Dataset entries on figures
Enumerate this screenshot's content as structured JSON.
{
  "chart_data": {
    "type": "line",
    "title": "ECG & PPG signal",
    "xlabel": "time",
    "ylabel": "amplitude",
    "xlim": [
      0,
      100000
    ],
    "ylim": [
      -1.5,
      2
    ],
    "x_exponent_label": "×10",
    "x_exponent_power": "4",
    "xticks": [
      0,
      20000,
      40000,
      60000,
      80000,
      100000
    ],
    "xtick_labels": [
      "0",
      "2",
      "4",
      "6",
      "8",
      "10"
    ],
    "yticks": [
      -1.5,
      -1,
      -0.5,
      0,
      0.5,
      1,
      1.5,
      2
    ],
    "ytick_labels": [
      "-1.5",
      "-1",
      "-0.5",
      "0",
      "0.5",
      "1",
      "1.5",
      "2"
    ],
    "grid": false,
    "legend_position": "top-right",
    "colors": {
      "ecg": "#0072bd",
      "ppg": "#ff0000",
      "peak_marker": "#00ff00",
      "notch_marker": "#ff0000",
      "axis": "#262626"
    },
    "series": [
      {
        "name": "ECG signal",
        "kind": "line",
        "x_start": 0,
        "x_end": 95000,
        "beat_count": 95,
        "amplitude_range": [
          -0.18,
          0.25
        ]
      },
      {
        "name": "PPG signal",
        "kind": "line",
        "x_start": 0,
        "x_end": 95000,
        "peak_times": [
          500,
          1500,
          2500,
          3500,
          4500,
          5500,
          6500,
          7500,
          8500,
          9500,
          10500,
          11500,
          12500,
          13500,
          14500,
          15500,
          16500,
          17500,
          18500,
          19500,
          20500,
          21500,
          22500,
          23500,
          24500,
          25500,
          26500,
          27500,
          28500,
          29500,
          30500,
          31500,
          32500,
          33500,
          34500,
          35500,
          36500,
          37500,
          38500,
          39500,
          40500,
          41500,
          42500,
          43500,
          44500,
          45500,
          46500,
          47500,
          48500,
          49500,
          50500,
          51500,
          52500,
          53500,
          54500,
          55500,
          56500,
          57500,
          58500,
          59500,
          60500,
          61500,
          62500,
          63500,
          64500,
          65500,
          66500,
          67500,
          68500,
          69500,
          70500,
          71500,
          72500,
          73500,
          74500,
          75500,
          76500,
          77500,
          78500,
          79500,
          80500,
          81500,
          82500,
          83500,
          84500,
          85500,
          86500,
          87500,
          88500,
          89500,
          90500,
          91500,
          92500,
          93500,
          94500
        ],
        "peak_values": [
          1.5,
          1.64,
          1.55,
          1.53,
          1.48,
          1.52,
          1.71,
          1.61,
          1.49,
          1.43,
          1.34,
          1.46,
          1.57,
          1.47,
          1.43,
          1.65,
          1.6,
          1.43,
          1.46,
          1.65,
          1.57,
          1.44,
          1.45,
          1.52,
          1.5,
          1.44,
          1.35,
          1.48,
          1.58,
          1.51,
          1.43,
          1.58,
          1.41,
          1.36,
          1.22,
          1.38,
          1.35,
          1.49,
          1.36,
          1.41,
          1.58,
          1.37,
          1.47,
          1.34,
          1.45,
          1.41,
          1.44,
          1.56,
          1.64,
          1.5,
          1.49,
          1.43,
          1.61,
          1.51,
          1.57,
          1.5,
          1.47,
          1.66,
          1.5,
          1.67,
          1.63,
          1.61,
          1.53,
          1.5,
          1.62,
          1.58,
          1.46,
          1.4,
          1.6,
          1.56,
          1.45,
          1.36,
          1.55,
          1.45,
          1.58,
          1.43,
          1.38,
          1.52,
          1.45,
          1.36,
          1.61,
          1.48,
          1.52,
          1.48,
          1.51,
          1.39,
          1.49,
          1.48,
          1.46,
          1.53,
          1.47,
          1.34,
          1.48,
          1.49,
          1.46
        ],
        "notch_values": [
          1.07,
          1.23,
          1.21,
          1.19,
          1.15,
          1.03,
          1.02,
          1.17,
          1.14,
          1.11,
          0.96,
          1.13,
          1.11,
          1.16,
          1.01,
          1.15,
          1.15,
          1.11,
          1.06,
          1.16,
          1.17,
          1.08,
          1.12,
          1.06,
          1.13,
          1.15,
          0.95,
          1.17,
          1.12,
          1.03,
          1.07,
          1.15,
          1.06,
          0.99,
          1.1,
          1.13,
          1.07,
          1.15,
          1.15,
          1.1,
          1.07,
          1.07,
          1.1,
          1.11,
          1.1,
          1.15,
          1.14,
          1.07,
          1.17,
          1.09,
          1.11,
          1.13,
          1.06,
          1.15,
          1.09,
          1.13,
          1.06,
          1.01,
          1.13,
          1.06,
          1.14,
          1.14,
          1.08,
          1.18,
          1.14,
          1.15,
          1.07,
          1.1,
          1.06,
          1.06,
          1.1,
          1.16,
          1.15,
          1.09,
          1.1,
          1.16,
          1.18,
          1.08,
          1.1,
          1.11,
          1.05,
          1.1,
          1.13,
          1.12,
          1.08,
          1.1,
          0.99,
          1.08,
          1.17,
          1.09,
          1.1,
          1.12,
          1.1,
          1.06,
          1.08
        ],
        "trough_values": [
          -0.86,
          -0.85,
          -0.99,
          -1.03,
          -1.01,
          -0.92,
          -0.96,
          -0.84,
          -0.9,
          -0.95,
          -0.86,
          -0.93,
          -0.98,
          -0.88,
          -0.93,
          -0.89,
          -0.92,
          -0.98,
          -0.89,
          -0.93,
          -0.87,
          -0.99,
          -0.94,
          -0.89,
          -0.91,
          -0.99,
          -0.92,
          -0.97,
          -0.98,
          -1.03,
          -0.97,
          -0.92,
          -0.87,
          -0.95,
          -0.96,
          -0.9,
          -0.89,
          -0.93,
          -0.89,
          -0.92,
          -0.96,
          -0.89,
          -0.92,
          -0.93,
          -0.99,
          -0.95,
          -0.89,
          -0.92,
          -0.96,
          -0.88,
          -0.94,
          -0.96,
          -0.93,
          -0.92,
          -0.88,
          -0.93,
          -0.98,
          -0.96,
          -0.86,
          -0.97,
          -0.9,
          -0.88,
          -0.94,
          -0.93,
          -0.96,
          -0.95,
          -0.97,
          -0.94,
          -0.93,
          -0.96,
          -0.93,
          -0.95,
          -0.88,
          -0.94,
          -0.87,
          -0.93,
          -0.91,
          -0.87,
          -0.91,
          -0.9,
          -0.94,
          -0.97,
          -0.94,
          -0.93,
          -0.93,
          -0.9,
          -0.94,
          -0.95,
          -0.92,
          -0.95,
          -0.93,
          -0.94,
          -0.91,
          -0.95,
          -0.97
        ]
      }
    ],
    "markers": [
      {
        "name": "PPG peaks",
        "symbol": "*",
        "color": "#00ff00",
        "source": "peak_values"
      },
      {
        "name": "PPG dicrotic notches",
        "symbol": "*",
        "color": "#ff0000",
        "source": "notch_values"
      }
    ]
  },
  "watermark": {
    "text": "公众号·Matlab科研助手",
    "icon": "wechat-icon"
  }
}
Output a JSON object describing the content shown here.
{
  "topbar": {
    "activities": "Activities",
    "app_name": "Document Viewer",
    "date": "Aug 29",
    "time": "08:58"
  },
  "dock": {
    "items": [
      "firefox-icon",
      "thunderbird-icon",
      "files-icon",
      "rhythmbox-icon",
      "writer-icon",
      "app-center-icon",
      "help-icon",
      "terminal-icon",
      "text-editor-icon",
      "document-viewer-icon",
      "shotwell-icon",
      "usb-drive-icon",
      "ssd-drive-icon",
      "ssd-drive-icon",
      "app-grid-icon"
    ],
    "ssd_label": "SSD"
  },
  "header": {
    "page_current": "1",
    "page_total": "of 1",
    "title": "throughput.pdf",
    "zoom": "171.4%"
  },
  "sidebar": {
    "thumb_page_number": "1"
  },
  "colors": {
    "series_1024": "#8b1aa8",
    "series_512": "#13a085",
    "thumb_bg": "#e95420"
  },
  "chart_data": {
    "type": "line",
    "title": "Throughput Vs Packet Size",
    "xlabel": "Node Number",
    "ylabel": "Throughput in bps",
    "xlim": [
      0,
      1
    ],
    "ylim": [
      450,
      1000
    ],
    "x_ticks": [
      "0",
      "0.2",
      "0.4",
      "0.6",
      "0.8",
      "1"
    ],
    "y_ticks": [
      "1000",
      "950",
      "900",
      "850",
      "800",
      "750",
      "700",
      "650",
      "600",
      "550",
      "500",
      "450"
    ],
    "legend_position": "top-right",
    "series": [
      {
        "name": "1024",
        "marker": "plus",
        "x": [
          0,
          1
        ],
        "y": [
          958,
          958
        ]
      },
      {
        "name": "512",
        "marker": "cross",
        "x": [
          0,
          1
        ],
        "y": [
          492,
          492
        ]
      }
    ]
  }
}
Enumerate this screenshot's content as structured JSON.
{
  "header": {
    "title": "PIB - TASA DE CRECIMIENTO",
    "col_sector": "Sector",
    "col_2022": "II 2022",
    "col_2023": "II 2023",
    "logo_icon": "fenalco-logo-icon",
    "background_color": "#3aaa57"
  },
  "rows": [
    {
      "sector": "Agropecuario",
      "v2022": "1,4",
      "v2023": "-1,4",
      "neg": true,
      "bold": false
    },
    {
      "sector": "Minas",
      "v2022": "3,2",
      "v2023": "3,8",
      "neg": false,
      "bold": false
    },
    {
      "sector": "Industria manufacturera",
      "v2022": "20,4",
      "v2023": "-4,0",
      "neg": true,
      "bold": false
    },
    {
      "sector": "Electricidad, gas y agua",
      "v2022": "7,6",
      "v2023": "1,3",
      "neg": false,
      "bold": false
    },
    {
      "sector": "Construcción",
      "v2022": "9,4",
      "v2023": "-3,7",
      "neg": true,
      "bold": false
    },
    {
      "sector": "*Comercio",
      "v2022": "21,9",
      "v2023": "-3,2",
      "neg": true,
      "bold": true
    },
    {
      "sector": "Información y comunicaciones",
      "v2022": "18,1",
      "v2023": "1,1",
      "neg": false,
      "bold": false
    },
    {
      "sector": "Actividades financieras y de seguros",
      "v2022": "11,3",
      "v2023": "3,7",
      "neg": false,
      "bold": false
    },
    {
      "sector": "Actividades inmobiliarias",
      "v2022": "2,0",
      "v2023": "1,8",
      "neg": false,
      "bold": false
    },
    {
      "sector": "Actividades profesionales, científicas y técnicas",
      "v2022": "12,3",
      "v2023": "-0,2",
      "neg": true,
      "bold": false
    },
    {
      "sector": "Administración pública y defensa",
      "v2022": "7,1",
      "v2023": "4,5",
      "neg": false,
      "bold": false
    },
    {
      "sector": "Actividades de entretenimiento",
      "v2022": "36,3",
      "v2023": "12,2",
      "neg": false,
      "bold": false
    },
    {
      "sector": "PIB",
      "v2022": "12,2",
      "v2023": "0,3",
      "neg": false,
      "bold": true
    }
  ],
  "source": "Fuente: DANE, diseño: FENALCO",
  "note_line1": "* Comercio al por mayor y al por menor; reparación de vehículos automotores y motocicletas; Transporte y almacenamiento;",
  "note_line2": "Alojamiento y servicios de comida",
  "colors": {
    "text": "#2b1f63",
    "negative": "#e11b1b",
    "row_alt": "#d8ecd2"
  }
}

● **Requirement**:
Read the data above. Pull out each line in which the string "text" appears.

● **Completed task**:
    "text": "公众号·Matlab科研助手",
      "text-editor-icon",
    "text": "#2b1f63",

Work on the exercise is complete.